- EXTRACT:
Comment 0 for bug 1654544

Revision history for this message
Elias Dorneles da Silveira Junior (eliasdorneles) wrote :

Using the latest version of both lxml and html5lib:

>>> import html5lib
>>> html5lib.__version__
u'0.999999999'
>>> import lxml.etree
>>> lxml.etree.LXML_VERSION
(3, 7, 1, 0)

Trying to use html5parser.fromstring with an unicode text input fails with TypeError unexpected keyword argument:

$ python
Python 2.7.6 (default, Oct 26 2016, 20:30:19)
[GCC 4.8.4] on linux2
Type "help", "copyright", "credits" or "license" for more information.
>>> from lxml.html import html5parser
>>> html5parser.fromstring(u'')
Traceback (most recent call last):
  File "<stdin>", line 1, in <module>
  File "/home/elias/.virtualenvs/tmp-6aaa3c35e219018b/local/lib/python2.7/site-packages/lxml/html/html5parser.py", line 147, in fromstring
    guess_charset=guess_charset)
  File "/home/elias/.virtualenvs/tmp-6aaa3c35e219018b/local/lib/python2.7/site-packages/lxml/html/html5parser.py", line 64, in document_fromstring
    return parser.parse(html, useChardet=guess_charset).getroot()
  File "/home/elias/.virtualenvs/tmp-6aaa3c35e219018b/local/lib/python2.7/site-packages/html5lib/html5parser.py", line 235, in parse
    self._parse(stream, False, None, *args, **kwargs)
  File "/home/elias/.virtualenvs/tmp-6aaa3c35e219018b/local/lib/python2.7/site-packages/html5lib/html5parser.py", line 85, in _parse
    self.tokenizer = _tokenizer.HTMLTokenizer(stream, parser=self, **kwargs)

- WHAT YOU ARE ASKED TO DO: Reproduce the bug report above in full, character for character, including its traceback.

- RECORDED DATA:
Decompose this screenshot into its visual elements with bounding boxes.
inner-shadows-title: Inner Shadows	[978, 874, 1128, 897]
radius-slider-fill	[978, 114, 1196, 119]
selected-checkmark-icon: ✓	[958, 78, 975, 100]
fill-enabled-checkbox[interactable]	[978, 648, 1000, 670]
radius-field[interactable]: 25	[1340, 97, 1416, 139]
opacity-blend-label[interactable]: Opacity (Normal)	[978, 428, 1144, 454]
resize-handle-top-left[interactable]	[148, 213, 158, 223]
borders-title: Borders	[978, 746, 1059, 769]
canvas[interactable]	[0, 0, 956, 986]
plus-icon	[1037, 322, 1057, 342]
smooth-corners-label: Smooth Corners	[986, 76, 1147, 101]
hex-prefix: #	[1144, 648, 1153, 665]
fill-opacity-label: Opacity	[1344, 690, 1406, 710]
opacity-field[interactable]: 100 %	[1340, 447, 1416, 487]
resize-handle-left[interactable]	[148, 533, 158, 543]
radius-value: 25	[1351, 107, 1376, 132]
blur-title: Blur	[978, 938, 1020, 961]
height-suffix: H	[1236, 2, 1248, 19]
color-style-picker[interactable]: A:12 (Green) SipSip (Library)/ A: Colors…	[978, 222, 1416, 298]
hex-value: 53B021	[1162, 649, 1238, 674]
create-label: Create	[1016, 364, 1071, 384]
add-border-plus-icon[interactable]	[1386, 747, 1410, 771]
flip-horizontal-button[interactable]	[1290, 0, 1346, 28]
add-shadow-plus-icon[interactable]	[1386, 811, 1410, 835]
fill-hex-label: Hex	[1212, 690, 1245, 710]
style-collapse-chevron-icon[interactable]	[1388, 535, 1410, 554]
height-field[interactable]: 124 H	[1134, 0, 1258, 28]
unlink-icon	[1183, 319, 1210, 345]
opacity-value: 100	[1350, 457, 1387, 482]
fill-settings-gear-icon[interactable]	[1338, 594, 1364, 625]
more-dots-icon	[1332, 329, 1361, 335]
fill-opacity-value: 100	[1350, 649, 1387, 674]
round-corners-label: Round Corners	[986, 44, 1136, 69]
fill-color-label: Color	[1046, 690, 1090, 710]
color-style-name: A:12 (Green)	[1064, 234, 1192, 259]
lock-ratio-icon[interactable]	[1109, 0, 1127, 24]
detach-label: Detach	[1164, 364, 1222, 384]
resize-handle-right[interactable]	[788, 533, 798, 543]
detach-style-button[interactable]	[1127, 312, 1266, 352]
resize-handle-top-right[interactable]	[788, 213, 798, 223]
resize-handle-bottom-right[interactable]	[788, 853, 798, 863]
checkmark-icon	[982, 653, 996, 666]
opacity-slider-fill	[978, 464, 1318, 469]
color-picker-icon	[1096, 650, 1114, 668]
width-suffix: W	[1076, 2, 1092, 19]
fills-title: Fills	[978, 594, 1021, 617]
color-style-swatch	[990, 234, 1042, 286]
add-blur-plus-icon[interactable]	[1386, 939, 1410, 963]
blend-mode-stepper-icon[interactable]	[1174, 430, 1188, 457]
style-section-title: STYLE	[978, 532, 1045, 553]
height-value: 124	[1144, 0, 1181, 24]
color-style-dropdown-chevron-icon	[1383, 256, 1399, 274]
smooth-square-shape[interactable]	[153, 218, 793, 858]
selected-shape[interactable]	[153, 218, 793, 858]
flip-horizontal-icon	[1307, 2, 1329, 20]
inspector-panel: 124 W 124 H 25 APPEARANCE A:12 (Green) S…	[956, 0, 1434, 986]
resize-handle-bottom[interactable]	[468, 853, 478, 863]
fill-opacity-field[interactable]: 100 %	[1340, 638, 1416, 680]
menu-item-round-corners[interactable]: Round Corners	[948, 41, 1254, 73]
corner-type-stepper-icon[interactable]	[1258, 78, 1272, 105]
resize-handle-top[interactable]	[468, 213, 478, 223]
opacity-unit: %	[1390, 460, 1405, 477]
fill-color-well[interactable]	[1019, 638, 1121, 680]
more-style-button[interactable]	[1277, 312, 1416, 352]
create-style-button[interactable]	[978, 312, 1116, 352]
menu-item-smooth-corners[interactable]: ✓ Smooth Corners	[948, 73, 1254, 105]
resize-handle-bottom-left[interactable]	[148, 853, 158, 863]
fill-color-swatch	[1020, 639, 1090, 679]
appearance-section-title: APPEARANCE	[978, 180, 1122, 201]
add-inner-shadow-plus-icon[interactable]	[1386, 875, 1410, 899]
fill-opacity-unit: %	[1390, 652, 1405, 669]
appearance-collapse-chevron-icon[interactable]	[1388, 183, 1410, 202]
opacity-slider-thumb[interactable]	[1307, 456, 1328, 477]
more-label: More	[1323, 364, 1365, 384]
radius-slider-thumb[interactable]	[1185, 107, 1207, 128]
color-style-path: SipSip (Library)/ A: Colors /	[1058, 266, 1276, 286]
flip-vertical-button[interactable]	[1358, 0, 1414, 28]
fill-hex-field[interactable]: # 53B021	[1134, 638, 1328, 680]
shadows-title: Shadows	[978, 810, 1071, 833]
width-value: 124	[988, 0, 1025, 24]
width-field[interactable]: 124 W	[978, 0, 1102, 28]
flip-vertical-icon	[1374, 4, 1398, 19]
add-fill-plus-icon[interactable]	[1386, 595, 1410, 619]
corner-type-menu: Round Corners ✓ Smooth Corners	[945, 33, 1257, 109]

- ANSWER TO THIS EXERCISE:
Comment 0 for bug 1654544

Revision history for this message
Elias Dorneles da Silveira Junior (eliasdorneles) wrote :

Using the latest version of both lxml and html5lib:

>>> import html5lib
>>> html5lib.__version__
u'0.999999999'
>>> import lxml.etree
>>> lxml.etree.LXML_VERSION
(3, 7, 1, 0)

Trying to use html5parser.fromstring with an unicode text input fails with TypeError unexpected keyword argument:

$ python
Python 2.7.6 (default, Oct 26 2016, 20:30:19)
[GCC 4.8.4] on linux2
Type "help", "copyright", "credits" or "license" for more information.
>>> from lxml.html import html5parser
>>> html5parser.fromstring(u'')
Traceback (most recent call last):
  File "<stdin>", line 1, in <module>
  File "/home/elias/.virtualenvs/tmp-6aaa3c35e219018b/local/lib/python2.7/site-packages/lxml/html/html5parser.py", line 147, in fromstring
    guess_charset=guess_charset)
  File "/home/elias/.virtualenvs/tmp-6aaa3c35e219018b/local/lib/python2.7/site-packages/lxml/html/html5parser.py", line 64, in document_fromstring
    return parser.parse(html, useChardet=guess_charset).getroot()
  File "/home/elias/.virtualenvs/tmp-6aaa3c35e219018b/local/lib/python2.7/site-packages/html5lib/html5parser.py", line 235, in parse
    self._parse(stream, False, None, *args, **kwargs)
  File "/home/elias/.virtualenvs/tmp-6aaa3c35e219018b/local/lib/python2.7/site-packages/html5lib/html5parser.py", line 85, in _parse
    self.tokenizer = _tokenizer.HTMLTokenizer(stream, parser=self, **kwargs)